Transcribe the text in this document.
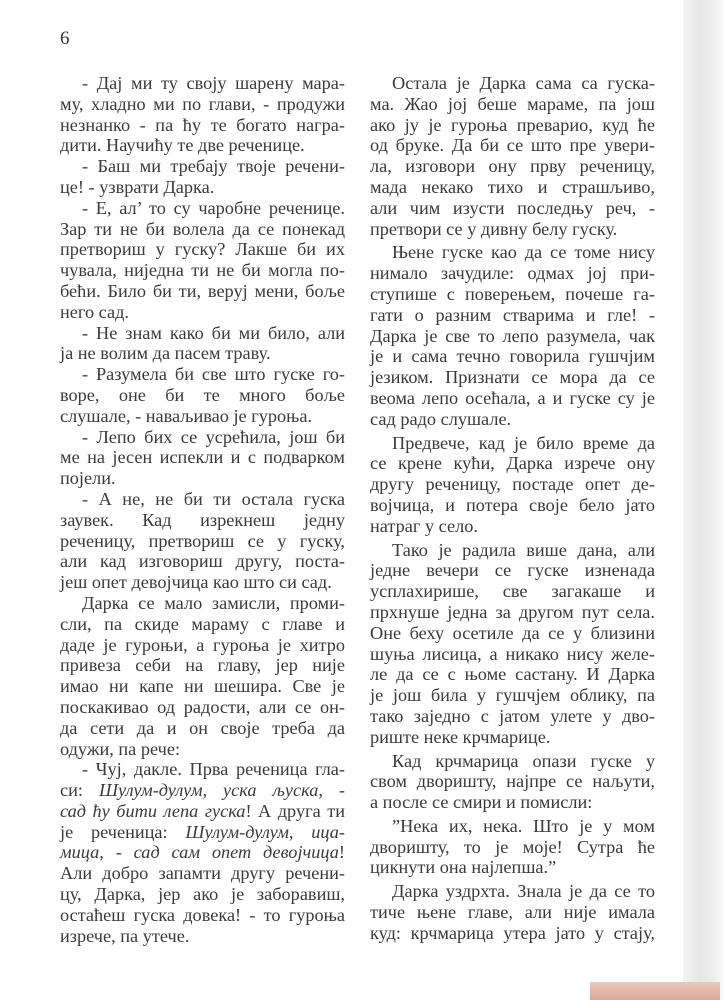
6
- Дај ми ту своју шарену мара-
му, хладно ми по глави, - продужи
незнанко - па ћу те богато награ-
дити. Научићу те две реченице.
- Баш ми требају твоје речени-
це! - узврати Дарка.
- Е, ал’ то су чаробне реченице.
Зар ти не би волела да се понекад
претвориш у гуску? Лакше би их
чувала, ниједна ти не би могла по-
бећи. Било би ти, веруј мени, боље
него сад.
- Не знам како би ми било, али
ја не волим да пасем траву.
- Разумела би све што гуске го-
воре, оне би те много боље
слушале, - наваљивао је гуроња.
- Лепо бих се усрећила, још би
ме на јесен испекли и с подварком
појели.
- А не, не би ти остала гуска
заувек. Кад изрекнеш једну
реченицу, претвориш се у гуску,
али кад изговориш другу, поста-
јеш опет девојчица као што си сад.
Дарка се мало замисли, проми-
сли, па скиде мараму с главе и
даде је гуроњи, а гуроња је хитро
привеза себи на главу, јер није
имао ни капе ни шешира. Све је
поскакивао од радости, али се он-
да сети да и он своје треба да
одужи, па рече:
- Чуј, дакле. Прва реченица гла-
си: Шулум-дулум, уска љуска, -
сад ћу бити лепа гуска! А друга ти
је реченица: Шулум-дулум, ица-
мица, - сад сам опет девојчица!
Али добро запамти другу речени-
цу, Дарка, јер ако је заборавиш,
остаћеш гуска довека! - то гуроња
изрече, па утече.
Остала је Дарка сама са гуска-
ма. Жао јој беше мараме, па још
ако ју је гуроња преварио, куд ће
од бруке. Да би се што пре увери-
ла, изговори ону прву реченицу,
мада некако тихо и страшљиво,
али чим изусти последњу реч, -
претвори се у дивну белу гуску.
Њене гуске као да се томе нису
нимало зачудиле: одмах јој при-
ступише с поверењем, почеше га-
гати о разним стварима и гле! -
Дарка је све то лепо разумела, чак
је и сама течно говорила гушчјим
језиком. Признати се мора да се
веома лепо осећала, а и гуске су је
сад радо слушале.
Предвече, кад је било време да
се крене кући, Дарка изрече ону
другу реченицу, постаде опет де-
војчица, и потера своје бело јато
натраг у село.
Тако је радила више дана, али
једне вечери се гуске изненада
усплахирише, све загакаше и
прхнуше једна за другом пут села.
Оне беху осетиле да се у близини
шуња лисица, а никако нису желе-
ле да се с њоме састану. И Дарка
је још била у гушчјем облику, па
тако заједно с јатом улете у дво-
риште неке крчмарице.
Кад крчмарица опази гуске у
свом дворишту, најпре се наљути,
а после се смири и помисли:
”Нека их, нека. Што је у мом
дворишту, то је моје! Сутра ће
цикнути она најлепша.”
Дарка уздрхта. Знала је да се то
тиче њене главе, али није имала
куд: крчмарица утера јато у стају,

**********

Quote each line of the listing exactly, but leave the pictures out.

Transcribe the text in this document.
6
- Дај ми ту своју шарену мара-
му, хладно ми по глави, - продужи
незнанко - па ћу те богато награ-
дити. Научићу те две реченице.
- Баш ми требају твоје речени-
це! - узврати Дарка.
- Е, ал’ то су чаробне реченице.
Зар ти не би волела да се понекад
претвориш у гуску? Лакше би их
чувала, ниједна ти не би могла по-
бећи. Било би ти, веруј мени, боље
него сад.
- Не знам како би ми било, али
ја не волим да пасем траву.
- Разумела би све што гуске го-
воре, оне би те много боље
слушале, - наваљивао је гуроња.
- Лепо бих се усрећила, још би
ме на јесен испекли и с подварком
појели.
- А не, не би ти остала гуска
заувек. Кад изрекнеш једну
реченицу, претвориш се у гуску,
али кад изговориш другу, поста-
јеш опет девојчица као што си сад.
Дарка се мало замисли, проми-
сли, па скиде мараму с главе и
даде је гуроњи, а гуроња је хитро
привеза себи на главу, јер није
имао ни капе ни шешира. Све је
поскакивао од радости, али се он-
да сети да и он своје треба да
одужи, па рече:
- Чуј, дакле. Прва реченица гла-
си: Шулум-дулум, уска љуска, -
сад ћу бити лепа гуска! А друга ти
је реченица: Шулум-дулум, ица-
мица, - сад сам опет девојчица!
Али добро запамти другу речени-
цу, Дарка, јер ако је заборавиш,
остаћеш гуска довека! - то гуроња
изрече, па утече.
Остала је Дарка сама са гуска-
ма. Жао јој беше мараме, па још
ако ју је гуроња преварио, куд ће
од бруке. Да би се што пре увери-
ла, изговори ону прву реченицу,
мада некако тихо и страшљиво,
али чим изусти последњу реч, -
претвори се у дивну белу гуску.
Њене гуске као да се томе нису
нимало зачудиле: одмах јој при-
ступише с поверењем, почеше га-
гати о разним стварима и гле! -
Дарка је све то лепо разумела, чак
је и сама течно говорила гушчјим
језиком. Признати се мора да се
веома лепо осећала, а и гуске су је
сад радо слушале.
Предвече, кад је било време да
се крене кући, Дарка изрече ону
другу реченицу, постаде опет де-
војчица, и потера своје бело јато
натраг у село.
Тако је радила више дана, али
једне вечери се гуске изненада
усплахирише, све загакаше и
прхнуше једна за другом пут села.
Оне беху осетиле да се у близини
шуња лисица, а никако нису желе-
ле да се с њоме састану. И Дарка
је још била у гушчјем облику, па
тако заједно с јатом улете у дво-
риште неке крчмарице.
Кад крчмарица опази гуске у
свом дворишту, најпре се наљути,
а после се смири и помисли:
”Нека их, нека. Што је у мом
дворишту, то је моје! Сутра ће
цикнути она најлепша.”
Дарка уздрхта. Знала је да се то
тиче њене главе, али није имала
куд: крчмарица утера јато у стају,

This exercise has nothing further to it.